**Goal:**
Identify the lines bearing the string "Mysuru" and gather them.

-- begin --

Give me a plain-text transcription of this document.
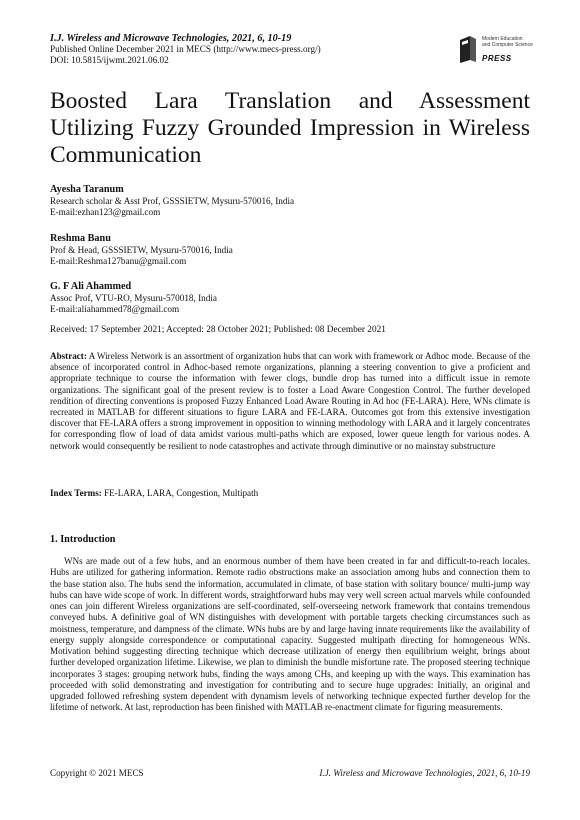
I.J. Wireless and Microwave Technologies, 2021, 6, 10-19
Published Online December 2021 in MECS (http://www.mecs-press.org/)
DOI: 10.5815/ijwmt.2021.06.02
Modern Education
and Computer Science
PRESS
Boosted Lara Translation and Assessment
Utilizing Fuzzy Grounded Impression in Wireless Communication
Ayesha Taranum
Research scholar & Asst Prof, GSSSIETW, Mysuru-570016, India
E-mail:ezhan123@gmail.com
Reshma Banu
Prof & Head, GSSSIETW, Mysuru-570016, India
E-mail:Reshma127banu@gmail.com
G. F Ali Ahammed
Assoc Prof, VTU-RO, Mysuru-570018, India
E-mail:aliahammed78@gmail.com
Received: 17 September 2021; Accepted: 28 October 2021; Published: 08 December 2021
Abstract: A Wireless Network is an assortment of organization hubs that can work with framework or Adhoc mode. Because of the absence of incorporated control in Adhoc-based remote organizations, planning a steering convention to give a proficient and appropriate technique to course the information with fewer clogs, bundle drop has turned into a difficult issue in remote organizations. The significant goal of the present review is to foster a Load Aware Congestion Control. The further developed rendition of directing conventions is proposed Fuzzy Enhanced Load Aware Routing in Ad hoc (FE-LARA). Here, WNs climate is recreated in MATLAB for different situations to figure LARA and FE-LARA. Outcomes got from this extensive investigation discover that FE-LARA offers a strong improvement in opposition to winning methodology with LARA and it largely concentrates for corresponding flow of load of data amidst various multi-paths which are exposed, lower queue length for various nodes. A network would consequently be resilient to node catastrophes and activate through diminutive or no mainstay substructure
Index Terms: FE-LARA, LARA, Congestion, Multipath
1. Introduction
WNs are made out of a few hubs, and an enormous number of them have been created in far and difficult-to-reach locales. Hubs are utilized for gathering information. Remote radio obstructions make an association among hubs and connection them to the base station also. The hubs send the information, accumulated in climate, of base station with solitary bounce/ multi-jump way hubs can have wide scope of work. In different words, straightforward hubs may very well screen actual marvels while confounded ones can join different Wireless organizations are self-coordinated, self-overseeing network framework that contains tremendous conveyed hubs. A definitive goal of WN distinguishes with development with portable targets checking circumstances such as moistness, temperature, and dampness of the climate. WNs hubs are by and large having innate requirements like the availability of energy supply alongside correspondence or computational capacity. Suggested multipath directing for homogeneous WNs. Motivation behind suggesting directing technique which decrease utilization of energy then equilibrium weight, brings about further developed organization lifetime. Likewise, we plan to diminish the bundle misfortune rate. The proposed steering technique incorporates 3 stages: grouping network hubs, finding the ways among CHs, and keeping up with the ways. This examination has proceeded with solid demonstrating and investigation for contributing and to secure huge upgrades: Initially, an original and upgraded followed refreshing system dependent with dynamism levels of networking technique expected further develop for the lifetime of network. At last, reproduction has been finished with MATLAB re-enactment climate for figuring measurements.
Copyright © 2021 MECS	I.J. Wireless and Microwave Technologies, 2021, 6, 10-19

-- end --

**Correct output:**
Research scholar & Asst Prof, GSSSIETW, Mysuru-570016, India
Prof & Head, GSSSIETW, Mysuru-570016, India
Assoc Prof, VTU-RO, Mysuru-570018, India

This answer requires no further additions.